Written request: Retype the whole listing, please, keeping every line exact and dropping the pictures.

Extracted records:
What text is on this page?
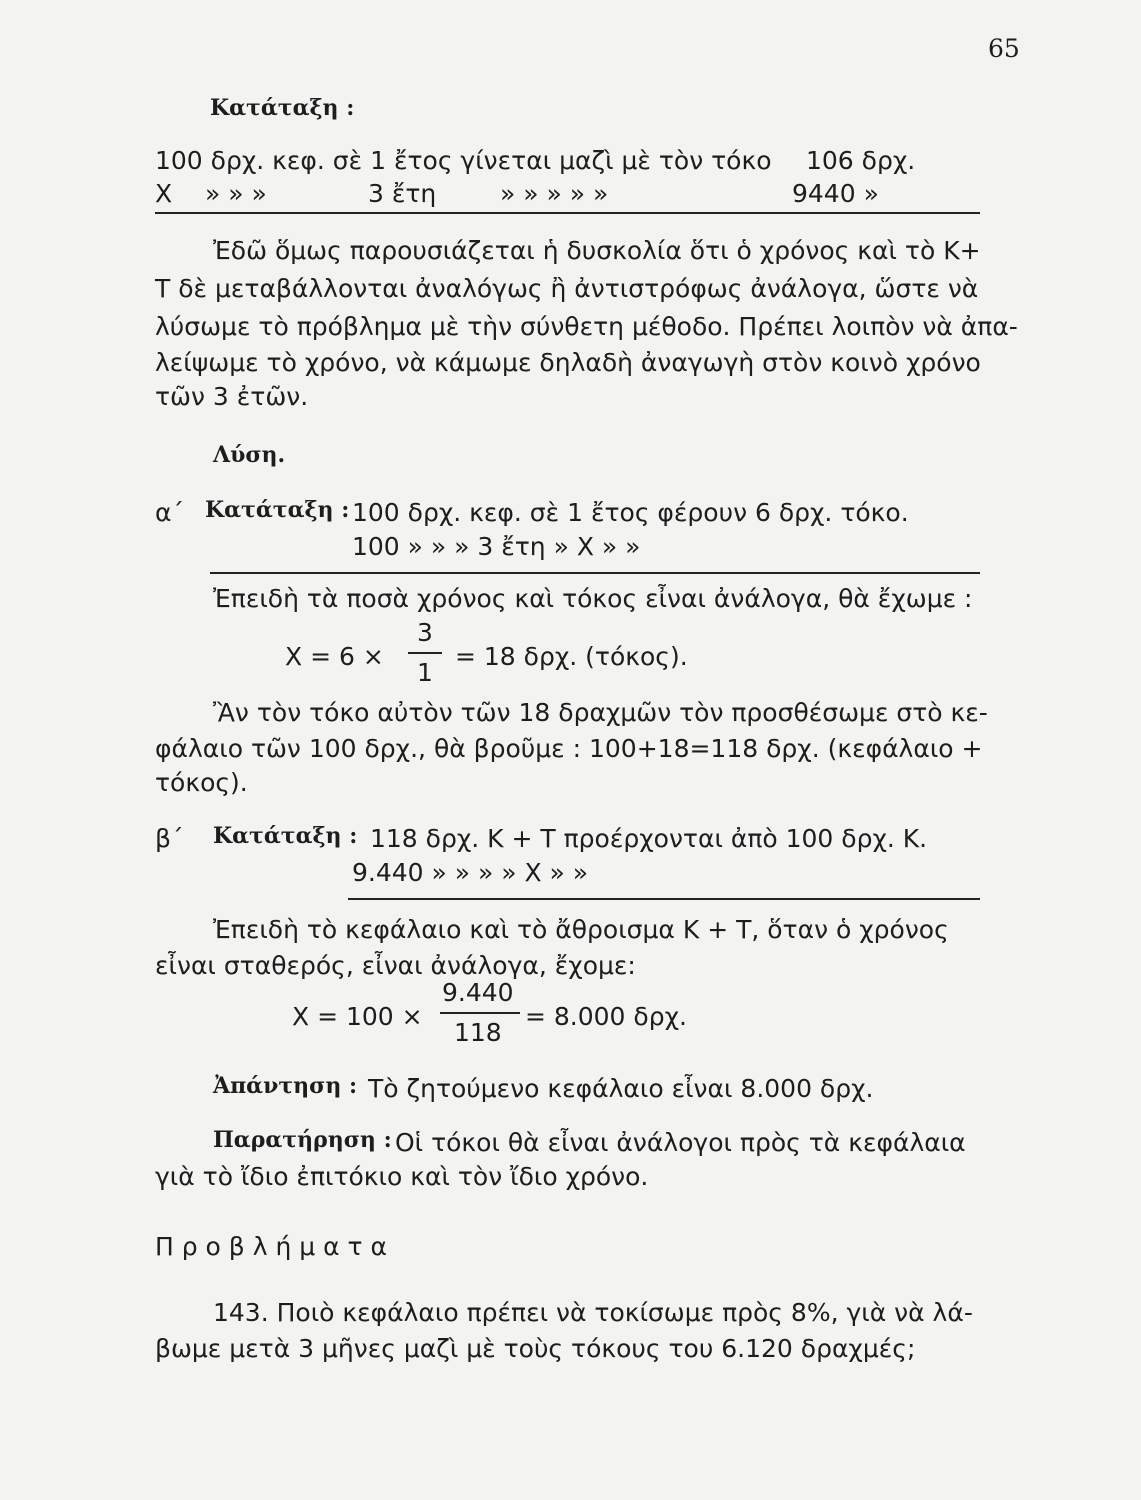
65
Κατάταξη :
100 δρχ. κεφ. σὲ 1 ἔτος γίνεται μαζὶ μὲ τὸν τόκο 106 δρχ.
Χ » » »	3 ἔτη	» » » » »	9440 »
Ἐδῶ ὅμως παρουσιάζεται ἡ δυσκολία ὅτι ὁ χρόνος καὶ τὸ Κ+
Τ δὲ μεταβάλλονται ἀναλόγως ἢ ἀντιστρόφως ἀνάλογα, ὥστε νὰ
λύσωμε τὸ πρόβλημα μὲ τὴν σύνθετη μέθοδο. Πρέπει λοιπὸν νὰ ἀπα-
λείψωμε τὸ χρόνο, νὰ κάμωμε δηλαδὴ ἀναγωγὴ στὸν κοινὸ χρόνο
τῶν 3 ἐτῶν.
Λύση.
α΄ Κατάταξη : 100 δρχ. κεφ. σὲ 1 ἔτος φέρουν 6 δρχ. τόκο.
100 » » » 3 ἔτη » Χ » »
Ἐπειδὴ τὰ ποσὰ χρόνος καὶ τόκος εἶναι ἀνάλογα, θὰ ἔχωμε :
Χ = 6 ×
3
1
= 18 δρχ. (τόκος).
Ἂν τὸν τόκο αὐτὸν τῶν 18 δραχμῶν τὸν προσθέσωμε στὸ κε-
φάλαιο τῶν 100 δρχ., θὰ βροῦμε : 100+18=118 δρχ. (κεφάλαιο +
τόκος).
β΄ Κατάταξη : 118 δρχ. Κ + Τ προέρχονται ἀπὸ 100 δρχ. Κ.
9.440 » » » » Χ » »
Ἐπειδὴ τὸ κεφάλαιο καὶ τὸ ἄθροισμα Κ + Τ, ὅταν ὁ χρόνος
εἶναι σταθερός, εἶναι ἀνάλογα, ἔχομε:
Χ = 100 ×
9.440
118
= 8.000 δρχ.
Ἀπάντηση : Τὸ ζητούμενο κεφάλαιο εἶναι 8.000 δρχ.
Παρατήρηση : Οἱ τόκοι θὰ εἶναι ἀνάλογοι πρὸς τὰ κεφάλαια
γιὰ τὸ ἴδιο ἐπιτόκιο καὶ τὸν ἴδιο χρόνο.
Π ρ ο β λ ή μ α τ α
143. Ποιὸ κεφάλαιο πρέπει νὰ τοκίσωμε πρὸς 8%, γιὰ νὰ λά-
βωμε μετὰ 3 μῆνες μαζὶ μὲ τοὺς τόκους του 6.120 δραχμές;
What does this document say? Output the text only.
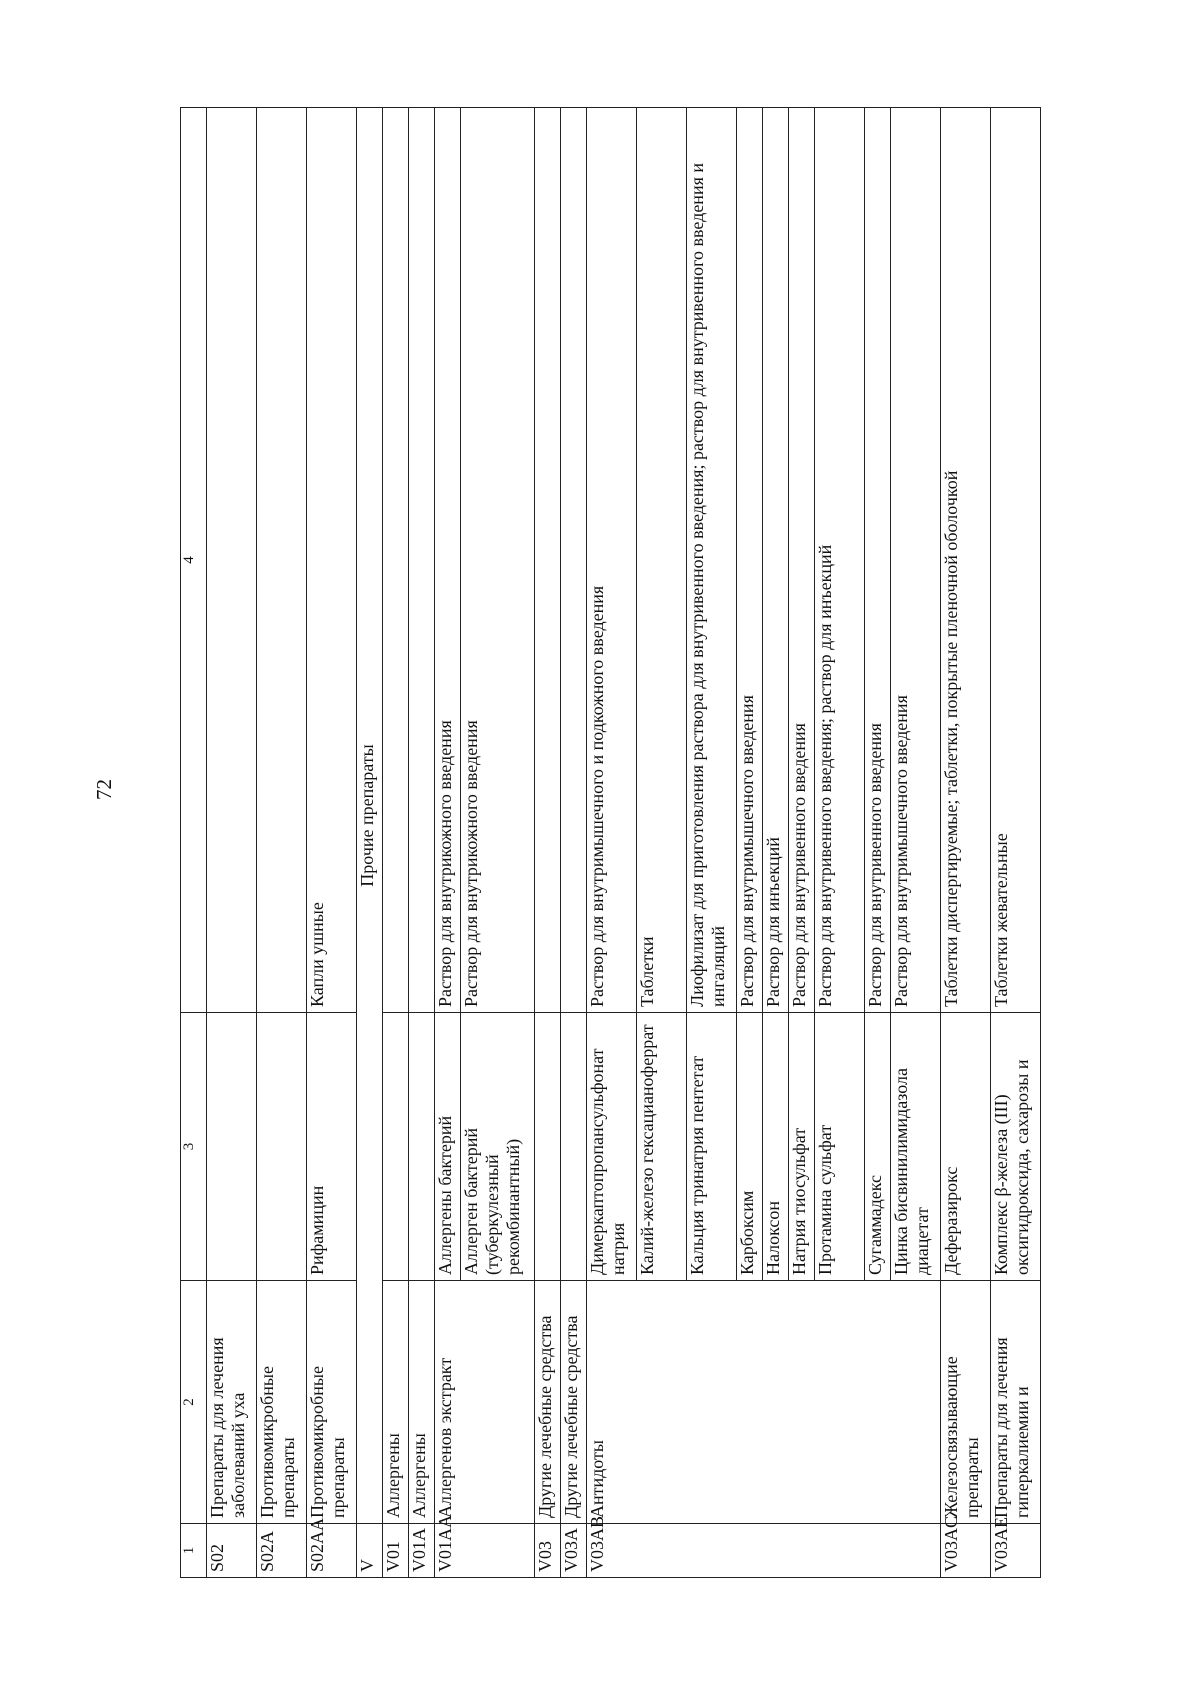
72
1	2	3	4
S02	Препараты для лечения заболеваний уха		
S02A	Противомикробные препараты		
S02AA	Противомикробные препараты	Рифамицин	Капли ушные
V	Прочие препараты		
V01	Аллергены		
V01A	Аллергены		
V01AA	Аллергенов экстракт	Аллергены бактерий	Раствор для внутрикожного введения
		Аллерген бактерий (туберкулезный рекомбинантный)	Раствор для внутрикожного введения
V03	Другие лечебные средства		
V03A	Другие лечебные средства		
V03AB	Антидоты	Димеркаптопропансульфонат натрия	Раствор для внутримышечного и подкожного введения
		Калий-железо гексацианоферрат	Таблетки
		Кальция тринатрия пентетат	Лиофилизат для приготовления раствора для внутривенного введения; раствор для внутривенного введения и ингаляций
		Карбоксим	Раствор для внутримышечного введения
		Налоксон	Раствор для инъекций
		Натрия тиосульфат	Раствор для внутривенного введения
		Протамина сульфат	Раствор для внутривенного введения; раствор для инъекций
		Сугаммадекс	Раствор для внутривенного введения
		Цинка бисвинилимидазола диацетат	Раствор для внутримышечного введения
V03AC	Железосвязывающие препараты	Деферазирокс	Таблетки диспергируемые; таблетки, покрытые пленочной оболочкой
V03AE	Препараты для лечения гиперкалиемии и	Комплекс β-железа (III) оксигидроксида, сахарозы и	Таблетки жевательные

Result of the task:
What text is on this page?
65
Κατάταξη :
100 δρχ. κεφ. σὲ 1 ἔτος γίνεται μαζὶ μὲ τὸν τόκο 106 δρχ.
Χ » » »	3 ἔτη	» » » » »	9440 »
Ἐδῶ ὅμως παρουσιάζεται ἡ δυσκολία ὅτι ὁ χρόνος καὶ τὸ Κ+
Τ δὲ μεταβάλλονται ἀναλόγως ἢ ἀντιστρόφως ἀνάλογα, ὥστε νὰ
λύσωμε τὸ πρόβλημα μὲ τὴν σύνθετη μέθοδο. Πρέπει λοιπὸν νὰ ἀπα-
λείψωμε τὸ χρόνο, νὰ κάμωμε δηλαδὴ ἀναγωγὴ στὸν κοινὸ χρόνο
τῶν 3 ἐτῶν.
Λύση.
α΄ Κατάταξη : 100 δρχ. κεφ. σὲ 1 ἔτος φέρουν 6 δρχ. τόκο.
100 » » » 3 ἔτη » Χ » »
Ἐπειδὴ τὰ ποσὰ χρόνος καὶ τόκος εἶναι ἀνάλογα, θὰ ἔχωμε :
Χ = 6 ×
3
1
= 18 δρχ. (τόκος).
Ἂν τὸν τόκο αὐτὸν τῶν 18 δραχμῶν τὸν προσθέσωμε στὸ κε-
φάλαιο τῶν 100 δρχ., θὰ βροῦμε : 100+18=118 δρχ. (κεφάλαιο +
τόκος).
β΄ Κατάταξη : 118 δρχ. Κ + Τ προέρχονται ἀπὸ 100 δρχ. Κ.
9.440 » » » » Χ » »
Ἐπειδὴ τὸ κεφάλαιο καὶ τὸ ἄθροισμα Κ + Τ, ὅταν ὁ χρόνος
εἶναι σταθερός, εἶναι ἀνάλογα, ἔχομε:
Χ = 100 ×
9.440
118
= 8.000 δρχ.
Ἀπάντηση : Τὸ ζητούμενο κεφάλαιο εἶναι 8.000 δρχ.
Παρατήρηση : Οἱ τόκοι θὰ εἶναι ἀνάλογοι πρὸς τὰ κεφάλαια
γιὰ τὸ ἴδιο ἐπιτόκιο καὶ τὸν ἴδιο χρόνο.
Π ρ ο β λ ή μ α τ α
143. Ποιὸ κεφάλαιο πρέπει νὰ τοκίσωμε πρὸς 8%, γιὰ νὰ λά-
βωμε μετὰ 3 μῆνες μαζὶ μὲ τοὺς τόκους του 6.120 δραχμές;
What does this document say? Output the text only.
72
1	2	3	4
S02	Препараты для лечения заболеваний уха		
S02A	Противомикробные препараты		
S02AA	Противомикробные препараты	Рифамицин	Капли ушные
V	Прочие препараты		
V01	Аллергены		
V01A	Аллергены		
V01AA	Аллергенов экстракт	Аллергены бактерий	Раствор для внутрикожного введения
		Аллерген бактерий (туберкулезный рекомбинантный)	Раствор для внутрикожного введения
V03	Другие лечебные средства		
V03A	Другие лечебные средства		
V03AB	Антидоты	Димеркаптопропансульфонат натрия	Раствор для внутримышечного и подкожного введения
		Калий-железо гексацианоферрат	Таблетки
		Кальция тринатрия пентетат	Лиофилизат для приготовления раствора для внутривенного введения; раствор для внутривенного введения и ингаляций
		Карбоксим	Раствор для внутримышечного введения
		Налоксон	Раствор для инъекций
		Натрия тиосульфат	Раствор для внутривенного введения
		Протамина сульфат	Раствор для внутривенного введения; раствор для инъекций
		Сугаммадекс	Раствор для внутривенного введения
		Цинка бисвинилимидазола диацетат	Раствор для внутримышечного введения
V03AC	Железосвязывающие препараты	Деферазирокс	Таблетки диспергируемые; таблетки, покрытые пленочной оболочкой
V03AE	Препараты для лечения гиперкалиемии и	Комплекс β-железа (III) оксигидроксида, сахарозы и	Таблетки жевательные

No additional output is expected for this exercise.